- [Task instructions]: Return the count of lines that hold the string "Ctrl", with no other words.

[Start Listed records]

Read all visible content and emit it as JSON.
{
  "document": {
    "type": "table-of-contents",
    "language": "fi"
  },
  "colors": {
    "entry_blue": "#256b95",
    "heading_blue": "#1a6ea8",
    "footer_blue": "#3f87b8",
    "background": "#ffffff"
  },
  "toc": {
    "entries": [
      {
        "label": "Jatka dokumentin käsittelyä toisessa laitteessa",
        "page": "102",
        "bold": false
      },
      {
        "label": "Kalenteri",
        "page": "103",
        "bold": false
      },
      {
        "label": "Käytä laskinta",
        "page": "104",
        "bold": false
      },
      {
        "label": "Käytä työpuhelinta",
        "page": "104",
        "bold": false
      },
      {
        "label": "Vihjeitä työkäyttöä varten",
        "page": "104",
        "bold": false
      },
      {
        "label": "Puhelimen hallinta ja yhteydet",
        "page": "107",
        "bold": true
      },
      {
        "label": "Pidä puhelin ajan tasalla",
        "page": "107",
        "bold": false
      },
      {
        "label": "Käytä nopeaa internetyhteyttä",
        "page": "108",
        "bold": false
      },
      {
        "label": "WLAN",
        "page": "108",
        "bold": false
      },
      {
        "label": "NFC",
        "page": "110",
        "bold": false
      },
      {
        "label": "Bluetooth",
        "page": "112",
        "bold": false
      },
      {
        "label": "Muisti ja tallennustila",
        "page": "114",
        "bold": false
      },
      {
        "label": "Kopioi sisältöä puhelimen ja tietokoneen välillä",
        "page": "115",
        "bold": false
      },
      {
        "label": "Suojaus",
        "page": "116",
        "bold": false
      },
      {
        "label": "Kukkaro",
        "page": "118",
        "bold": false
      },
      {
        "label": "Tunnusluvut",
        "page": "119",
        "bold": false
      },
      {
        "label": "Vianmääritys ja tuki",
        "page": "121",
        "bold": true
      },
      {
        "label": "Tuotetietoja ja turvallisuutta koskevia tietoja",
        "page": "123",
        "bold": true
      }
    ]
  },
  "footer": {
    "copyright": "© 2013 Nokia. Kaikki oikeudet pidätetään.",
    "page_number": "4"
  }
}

[End Listed records]
[Start Listed records]

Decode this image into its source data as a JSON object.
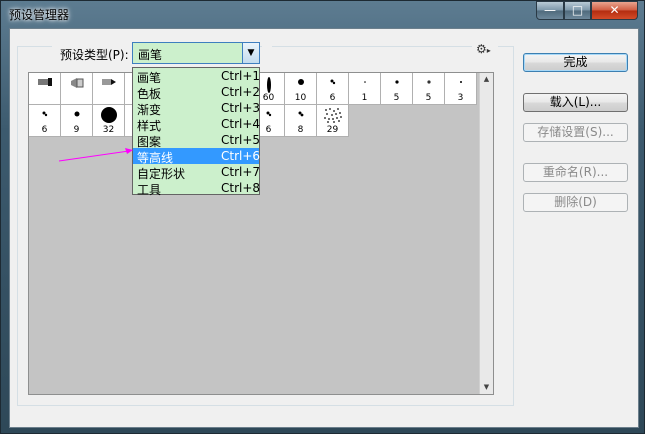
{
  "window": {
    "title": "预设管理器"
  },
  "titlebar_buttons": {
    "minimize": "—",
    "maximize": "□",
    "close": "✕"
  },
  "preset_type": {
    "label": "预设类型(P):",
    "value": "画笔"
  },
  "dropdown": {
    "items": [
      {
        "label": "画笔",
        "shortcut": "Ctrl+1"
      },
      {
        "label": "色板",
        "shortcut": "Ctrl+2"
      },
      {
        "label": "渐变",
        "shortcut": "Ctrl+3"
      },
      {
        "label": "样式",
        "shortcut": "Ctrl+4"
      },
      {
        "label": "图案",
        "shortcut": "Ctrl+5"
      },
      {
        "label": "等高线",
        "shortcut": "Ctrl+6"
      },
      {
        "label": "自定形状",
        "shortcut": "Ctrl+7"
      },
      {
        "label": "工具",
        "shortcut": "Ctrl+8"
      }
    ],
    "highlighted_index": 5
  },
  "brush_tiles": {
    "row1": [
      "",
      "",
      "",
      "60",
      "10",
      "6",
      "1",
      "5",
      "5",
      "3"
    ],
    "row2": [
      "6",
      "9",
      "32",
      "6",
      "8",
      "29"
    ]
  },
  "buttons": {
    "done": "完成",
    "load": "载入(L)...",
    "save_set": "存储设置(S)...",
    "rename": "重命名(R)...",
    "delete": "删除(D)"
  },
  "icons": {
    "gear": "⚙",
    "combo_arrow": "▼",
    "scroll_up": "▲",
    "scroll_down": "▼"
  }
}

[End Listed records]

- [Complete answer]: 8